[Figure data in JSON]
○ ○ ○ ○ ○ ○ ○
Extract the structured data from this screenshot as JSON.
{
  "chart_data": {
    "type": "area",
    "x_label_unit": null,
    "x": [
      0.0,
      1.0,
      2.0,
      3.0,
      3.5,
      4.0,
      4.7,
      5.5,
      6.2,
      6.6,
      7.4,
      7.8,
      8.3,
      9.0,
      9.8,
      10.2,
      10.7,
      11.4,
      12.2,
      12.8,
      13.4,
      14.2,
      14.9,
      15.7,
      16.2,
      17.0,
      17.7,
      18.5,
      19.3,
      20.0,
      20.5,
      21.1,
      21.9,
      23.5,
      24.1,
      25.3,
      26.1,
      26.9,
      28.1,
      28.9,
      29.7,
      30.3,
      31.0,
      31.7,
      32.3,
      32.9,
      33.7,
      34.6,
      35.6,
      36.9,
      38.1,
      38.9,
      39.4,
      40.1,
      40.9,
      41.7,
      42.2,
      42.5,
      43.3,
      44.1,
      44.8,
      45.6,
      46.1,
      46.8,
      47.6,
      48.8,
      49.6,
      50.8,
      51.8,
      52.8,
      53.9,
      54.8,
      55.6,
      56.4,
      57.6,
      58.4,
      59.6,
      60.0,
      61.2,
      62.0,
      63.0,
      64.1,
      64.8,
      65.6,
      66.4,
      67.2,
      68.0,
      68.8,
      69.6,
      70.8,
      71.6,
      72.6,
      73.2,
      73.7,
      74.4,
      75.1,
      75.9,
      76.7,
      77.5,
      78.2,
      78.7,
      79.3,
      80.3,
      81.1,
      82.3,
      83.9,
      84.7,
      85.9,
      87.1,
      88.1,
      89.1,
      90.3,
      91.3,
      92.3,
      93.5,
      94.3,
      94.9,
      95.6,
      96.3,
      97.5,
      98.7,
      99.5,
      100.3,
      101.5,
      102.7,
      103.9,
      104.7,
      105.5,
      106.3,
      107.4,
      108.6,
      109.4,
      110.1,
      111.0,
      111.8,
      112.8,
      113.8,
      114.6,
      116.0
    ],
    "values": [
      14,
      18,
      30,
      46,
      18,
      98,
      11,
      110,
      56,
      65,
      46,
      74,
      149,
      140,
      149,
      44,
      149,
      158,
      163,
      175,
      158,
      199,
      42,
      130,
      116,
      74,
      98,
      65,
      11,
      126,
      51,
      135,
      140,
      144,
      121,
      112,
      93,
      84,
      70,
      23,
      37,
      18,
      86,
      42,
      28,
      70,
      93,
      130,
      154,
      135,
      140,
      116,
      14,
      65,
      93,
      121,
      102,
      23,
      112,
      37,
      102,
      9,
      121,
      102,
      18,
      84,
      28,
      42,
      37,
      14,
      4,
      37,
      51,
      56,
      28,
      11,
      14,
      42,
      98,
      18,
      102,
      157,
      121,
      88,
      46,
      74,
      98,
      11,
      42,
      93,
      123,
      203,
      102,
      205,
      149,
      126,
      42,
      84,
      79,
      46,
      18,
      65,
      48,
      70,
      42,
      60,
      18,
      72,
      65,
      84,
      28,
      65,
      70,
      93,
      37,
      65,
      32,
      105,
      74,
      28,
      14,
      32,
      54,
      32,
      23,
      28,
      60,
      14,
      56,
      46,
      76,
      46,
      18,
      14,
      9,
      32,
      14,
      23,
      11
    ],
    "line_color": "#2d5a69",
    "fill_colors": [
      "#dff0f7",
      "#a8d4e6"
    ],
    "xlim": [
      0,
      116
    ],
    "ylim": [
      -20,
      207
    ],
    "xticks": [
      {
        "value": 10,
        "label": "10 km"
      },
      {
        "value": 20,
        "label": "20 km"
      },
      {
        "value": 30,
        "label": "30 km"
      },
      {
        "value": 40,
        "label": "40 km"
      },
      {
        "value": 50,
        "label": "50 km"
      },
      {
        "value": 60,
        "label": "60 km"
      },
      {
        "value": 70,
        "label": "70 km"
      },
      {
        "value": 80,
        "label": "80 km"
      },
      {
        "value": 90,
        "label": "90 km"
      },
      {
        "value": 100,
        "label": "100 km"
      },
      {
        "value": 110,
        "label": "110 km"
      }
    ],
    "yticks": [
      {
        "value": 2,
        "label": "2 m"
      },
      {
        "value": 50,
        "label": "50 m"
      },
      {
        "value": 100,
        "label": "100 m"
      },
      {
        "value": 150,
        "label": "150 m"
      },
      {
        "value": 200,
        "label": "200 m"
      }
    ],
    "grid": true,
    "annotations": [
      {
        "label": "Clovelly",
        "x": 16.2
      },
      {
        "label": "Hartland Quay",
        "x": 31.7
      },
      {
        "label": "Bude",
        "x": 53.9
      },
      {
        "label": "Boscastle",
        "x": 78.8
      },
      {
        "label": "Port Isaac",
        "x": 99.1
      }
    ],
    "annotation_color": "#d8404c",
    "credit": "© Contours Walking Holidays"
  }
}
○ ○ ○ ○ ○ ○ ○
● Written problem: Reproduce each entry from the records above, character for character.

● Solution:
Extract the structured data from this screenshot as JSON.
{
  "chart_data": {
    "type": "area",
    "x_label_unit": null,
    "x": [
      0.0,
      1.0,
      2.0,
      3.0,
      3.5,
      4.0,
      4.7,
      5.5,
      6.2,
      6.6,
      7.4,
      7.8,
      8.3,
      9.0,
      9.8,
      10.2,
      10.7,
      11.4,
      12.2,
      12.8,
      13.4,
      14.2,
      14.9,
      15.7,
      16.2,
      17.0,
      17.7,
      18.5,
      19.3,
      20.0,
      20.5,
      21.1,
      21.9,
      23.5,
      24.1,
      25.3,
      26.1,
      26.9,
      28.1,
      28.9,
      29.7,
      30.3,
      31.0,
      31.7,
      32.3,
      32.9,
      33.7,
      34.6,
      35.6,
      36.9,
      38.1,
      38.9,
      39.4,
      40.1,
      40.9,
      41.7,
      42.2,
      42.5,
      43.3,
      44.1,
      44.8,
      45.6,
      46.1,
      46.8,
      47.6,
      48.8,
      49.6,
      50.8,
      51.8,
      52.8,
      53.9,
      54.8,
      55.6,
      56.4,
      57.6,
      58.4,
      59.6,
      60.0,
      61.2,
      62.0,
      63.0,
      64.1,
      64.8,
      65.6,
      66.4,
      67.2,
      68.0,
      68.8,
      69.6,
      70.8,
      71.6,
      72.6,
      73.2,
      73.7,
      74.4,
      75.1,
      75.9,
      76.7,
      77.5,
      78.2,
      78.7,
      79.3,
      80.3,
      81.1,
      82.3,
      83.9,
      84.7,
      85.9,
      87.1,
      88.1,
      89.1,
      90.3,
      91.3,
      92.3,
      93.5,
      94.3,
      94.9,
      95.6,
      96.3,
      97.5,
      98.7,
      99.5,
      100.3,
      101.5,
      102.7,
      103.9,
      104.7,
      105.5,
      106.3,
      107.4,
      108.6,
      109.4,
      110.1,
      111.0,
      111.8,
      112.8,
      113.8,
      114.6,
      116.0
    ],
    "values": [
      14,
      18,
      30,
      46,
      18,
      98,
      11,
      110,
      56,
      65,
      46,
      74,
      149,
      140,
      149,
      44,
      149,
      158,
      163,
      175,
      158,
      199,
      42,
      130,
      116,
      74,
      98,
      65,
      11,
      126,
      51,
      135,
      140,
      144,
      121,
      112,
      93,
      84,
      70,
      23,
      37,
      18,
      86,
      42,
      28,
      70,
      93,
      130,
      154,
      135,
      140,
      116,
      14,
      65,
      93,
      121,
      102,
      23,
      112,
      37,
      102,
      9,
      121,
      102,
      18,
      84,
      28,
      42,
      37,
      14,
      4,
      37,
      51,
      56,
      28,
      11,
      14,
      42,
      98,
      18,
      102,
      157,
      121,
      88,
      46,
      74,
      98,
      11,
      42,
      93,
      123,
      203,
      102,
      205,
      149,
      126,
      42,
      84,
      79,
      46,
      18,
      65,
      48,
      70,
      42,
      60,
      18,
      72,
      65,
      84,
      28,
      65,
      70,
      93,
      37,
      65,
      32,
      105,
      74,
      28,
      14,
      32,
      54,
      32,
      23,
      28,
      60,
      14,
      56,
      46,
      76,
      46,
      18,
      14,
      9,
      32,
      14,
      23,
      11
    ],
    "line_color": "#2d5a69",
    "fill_colors": [
      "#dff0f7",
      "#a8d4e6"
    ],
    "xlim": [
      0,
      116
    ],
    "ylim": [
      -20,
      207
    ],
    "xticks": [
      {
        "value": 10,
        "label": "10 km"
      },
      {
        "value": 20,
        "label": "20 km"
      },
      {
        "value": 30,
        "label": "30 km"
      },
      {
        "value": 40,
        "label": "40 km"
      },
      {
        "value": 50,
        "label": "50 km"
      },
      {
        "value": 60,
        "label": "60 km"
      },
      {
        "value": 70,
        "label": "70 km"
      },
      {
        "value": 80,
        "label": "80 km"
      },
      {
        "value": 90,
        "label": "90 km"
      },
      {
        "value": 100,
        "label": "100 km"
      },
      {
        "value": 110,
        "label": "110 km"
      }
    ],
    "yticks": [
      {
        "value": 2,
        "label": "2 m"
      },
      {
        "value": 50,
        "label": "50 m"
      },
      {
        "value": 100,
        "label": "100 m"
      },
      {
        "value": 150,
        "label": "150 m"
      },
      {
        "value": 200,
        "label": "200 m"
      }
    ],
    "grid": true,
    "annotations": [
      {
        "label": "Clovelly",
        "x": 16.2
      },
      {
        "label": "Hartland Quay",
        "x": 31.7
      },
      {
        "label": "Bude",
        "x": 53.9
      },
      {
        "label": "Boscastle",
        "x": 78.8
      },
      {
        "label": "Port Isaac",
        "x": 99.1
      }
    ],
    "annotation_color": "#d8404c",
    "credit": "© Contours Walking Holidays"
  }
}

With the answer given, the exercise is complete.